Written problem => Exact repetition is required: output every record in full.

Data entries:
◇ ◇ ◇ ◇ ◇ ◇ ◇

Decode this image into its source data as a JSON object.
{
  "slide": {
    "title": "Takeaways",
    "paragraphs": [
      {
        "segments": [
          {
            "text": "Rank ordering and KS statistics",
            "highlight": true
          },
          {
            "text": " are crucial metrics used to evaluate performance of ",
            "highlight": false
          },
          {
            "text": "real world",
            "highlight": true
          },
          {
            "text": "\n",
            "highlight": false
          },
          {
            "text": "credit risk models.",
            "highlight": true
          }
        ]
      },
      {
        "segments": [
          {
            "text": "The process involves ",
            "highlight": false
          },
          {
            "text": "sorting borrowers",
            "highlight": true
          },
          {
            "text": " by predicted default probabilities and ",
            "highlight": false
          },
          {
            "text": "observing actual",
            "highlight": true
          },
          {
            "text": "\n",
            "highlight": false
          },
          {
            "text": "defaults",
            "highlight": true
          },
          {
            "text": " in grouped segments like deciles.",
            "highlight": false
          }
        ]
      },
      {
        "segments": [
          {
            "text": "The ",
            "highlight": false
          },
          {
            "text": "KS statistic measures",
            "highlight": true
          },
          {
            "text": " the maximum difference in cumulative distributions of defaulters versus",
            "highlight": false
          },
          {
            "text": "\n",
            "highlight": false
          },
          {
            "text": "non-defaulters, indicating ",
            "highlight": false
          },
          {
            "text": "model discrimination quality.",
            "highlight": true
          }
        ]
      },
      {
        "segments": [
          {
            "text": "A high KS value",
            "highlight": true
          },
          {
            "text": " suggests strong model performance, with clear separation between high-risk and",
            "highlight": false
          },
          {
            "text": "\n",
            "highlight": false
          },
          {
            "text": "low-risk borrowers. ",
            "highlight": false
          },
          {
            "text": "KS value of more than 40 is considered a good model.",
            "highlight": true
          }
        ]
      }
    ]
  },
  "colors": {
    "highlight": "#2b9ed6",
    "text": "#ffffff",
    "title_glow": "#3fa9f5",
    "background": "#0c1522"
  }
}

◇ ◇ ◇ ◇ ◇ ◇ ◇

Output for this task =>
Decode this image into its source data as a JSON object.
{
  "slide": {
    "title": "Takeaways",
    "paragraphs": [
      {
        "segments": [
          {
            "text": "Rank ordering and KS statistics",
            "highlight": true
          },
          {
            "text": " are crucial metrics used to evaluate performance of ",
            "highlight": false
          },
          {
            "text": "real world",
            "highlight": true
          },
          {
            "text": "\n",
            "highlight": false
          },
          {
            "text": "credit risk models.",
            "highlight": true
          }
        ]
      },
      {
        "segments": [
          {
            "text": "The process involves ",
            "highlight": false
          },
          {
            "text": "sorting borrowers",
            "highlight": true
          },
          {
            "text": " by predicted default probabilities and ",
            "highlight": false
          },
          {
            "text": "observing actual",
            "highlight": true
          },
          {
            "text": "\n",
            "highlight": false
          },
          {
            "text": "defaults",
            "highlight": true
          },
          {
            "text": " in grouped segments like deciles.",
            "highlight": false
          }
        ]
      },
      {
        "segments": [
          {
            "text": "The ",
            "highlight": false
          },
          {
            "text": "KS statistic measures",
            "highlight": true
          },
          {
            "text": " the maximum difference in cumulative distributions of defaulters versus",
            "highlight": false
          },
          {
            "text": "\n",
            "highlight": false
          },
          {
            "text": "non-defaulters, indicating ",
            "highlight": false
          },
          {
            "text": "model discrimination quality.",
            "highlight": true
          }
        ]
      },
      {
        "segments": [
          {
            "text": "A high KS value",
            "highlight": true
          },
          {
            "text": " suggests strong model performance, with clear separation between high-risk and",
            "highlight": false
          },
          {
            "text": "\n",
            "highlight": false
          },
          {
            "text": "low-risk borrowers. ",
            "highlight": false
          },
          {
            "text": "KS value of more than 40 is considered a good model.",
            "highlight": true
          }
        ]
      }
    ]
  },
  "colors": {
    "highlight": "#2b9ed6",
    "text": "#ffffff",
    "title_glow": "#3fa9f5",
    "background": "#0c1522"
  }
}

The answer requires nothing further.